■ Exercise requirements
Make an exact copy of the records, with the images left out.

■ Data provided
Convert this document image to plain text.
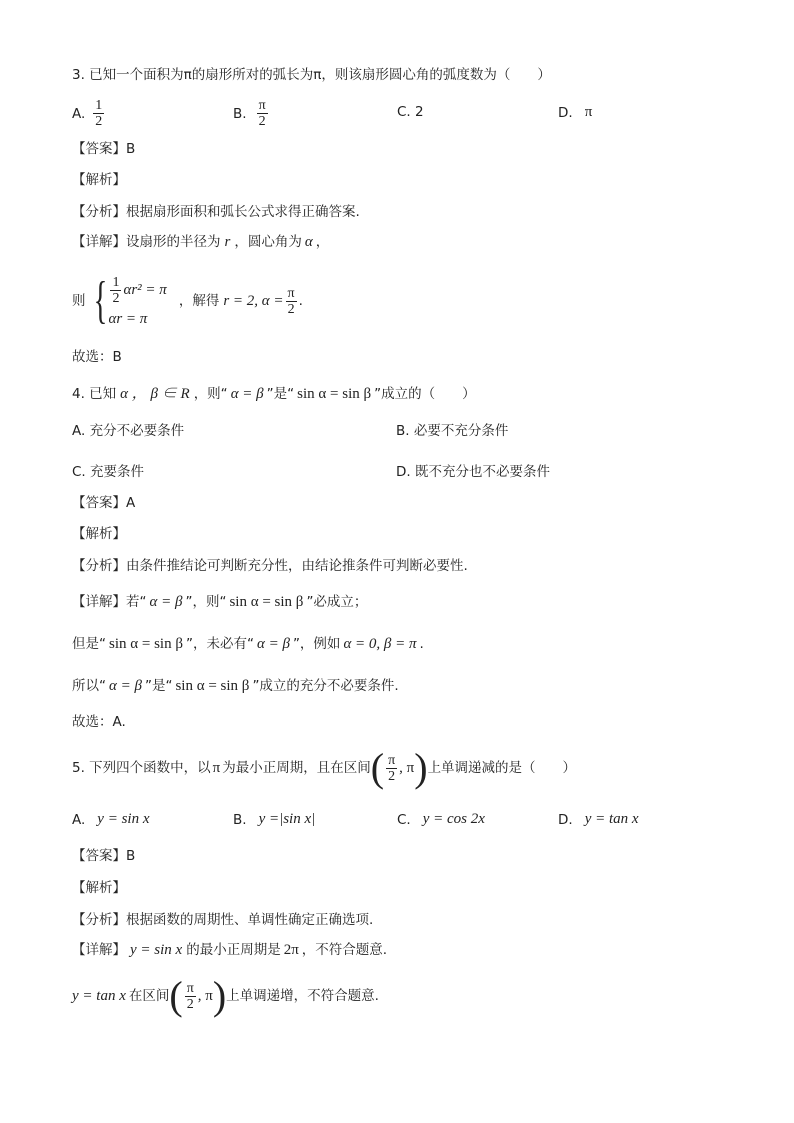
3. 已知一个面积为π的扇形所对的弧长为π，则该扇形圆心角的弧度数为（　　）
A. $\frac{1}{2}$	B. $\frac{\pi}{2}$	C. 2	D. π
【答案】B
【解析】
【分析】根据扇形面积和弧长公式求得正确答案.
【详解】设扇形的半径为 r ，圆心角为 α ，
则 { $\frac{1}{2} \alpha r^2 = \pi$
αr = π
，解得 r = 2, $\alpha = \frac{\pi}{2}$ .
故选：B
4. 已知 α ， β ∈ R ，则“ α = β ”是“ sin α = sin β ”成立的（　　）
A. 充分不必要条件	B. 必要不充分条件
C. 充要条件	D. 既不充分也不必要条件
【答案】A
【解析】
【分析】由条件推结论可判断充分性，由结论推条件可判断必要性.
【详解】若“ α = β ”，则“ sin α = sin β ”必成立；
但是“ sin α = sin β ”，未必有“ α = β ”，例如 α = 0, β = π .
所以“ α = β ”是“ sin α = sin β ”成立的充分不必要条件.
故选：A.
5. 下列四个函数中，以 π 为最小正周期，且在区间 ( $\frac{\pi}{2}$ , π ) 上单调递减的是（　　）
A. y = sin x	B. y =|sin x|	C. y = cos 2x	D. y = tan x
【答案】B
【解析】
【分析】根据函数的周期性、单调性确定正确选项.
【详解】 y = sin x 的最小正周期是 2π ，不符合题意.
y = tan x 在区间 ( $\frac{\pi}{2}$ , π ) 上单调递增，不符合题意.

■ Result below
Convert this document image to plain text.
3. 已知一个面积为π的扇形所对的弧长为π，则该扇形圆心角的弧度数为（　　）
A. $\frac{1}{2}$	B. $\frac{\pi}{2}$	C. 2	D. π
【答案】B
【解析】
【分析】根据扇形面积和弧长公式求得正确答案.
【详解】设扇形的半径为 r ，圆心角为 α ，
则 { $\frac{1}{2} \alpha r^2 = \pi$
αr = π
，解得 r = 2, $\alpha = \frac{\pi}{2}$ .
故选：B
4. 已知 α ， β ∈ R ，则“ α = β ”是“ sin α = sin β ”成立的（　　）
A. 充分不必要条件	B. 必要不充分条件
C. 充要条件	D. 既不充分也不必要条件
【答案】A
【解析】
【分析】由条件推结论可判断充分性，由结论推条件可判断必要性.
【详解】若“ α = β ”，则“ sin α = sin β ”必成立；
但是“ sin α = sin β ”，未必有“ α = β ”，例如 α = 0, β = π .
所以“ α = β ”是“ sin α = sin β ”成立的充分不必要条件.
故选：A.
5. 下列四个函数中，以 π 为最小正周期，且在区间 ( $\frac{\pi}{2}$ , π ) 上单调递减的是（　　）
A. y = sin x	B. y =|sin x|	C. y = cos 2x	D. y = tan x
【答案】B
【解析】
【分析】根据函数的周期性、单调性确定正确选项.
【详解】 y = sin x 的最小正周期是 2π ，不符合题意.
y = tan x 在区间 ( $\frac{\pi}{2}$ , π ) 上单调递增，不符合题意.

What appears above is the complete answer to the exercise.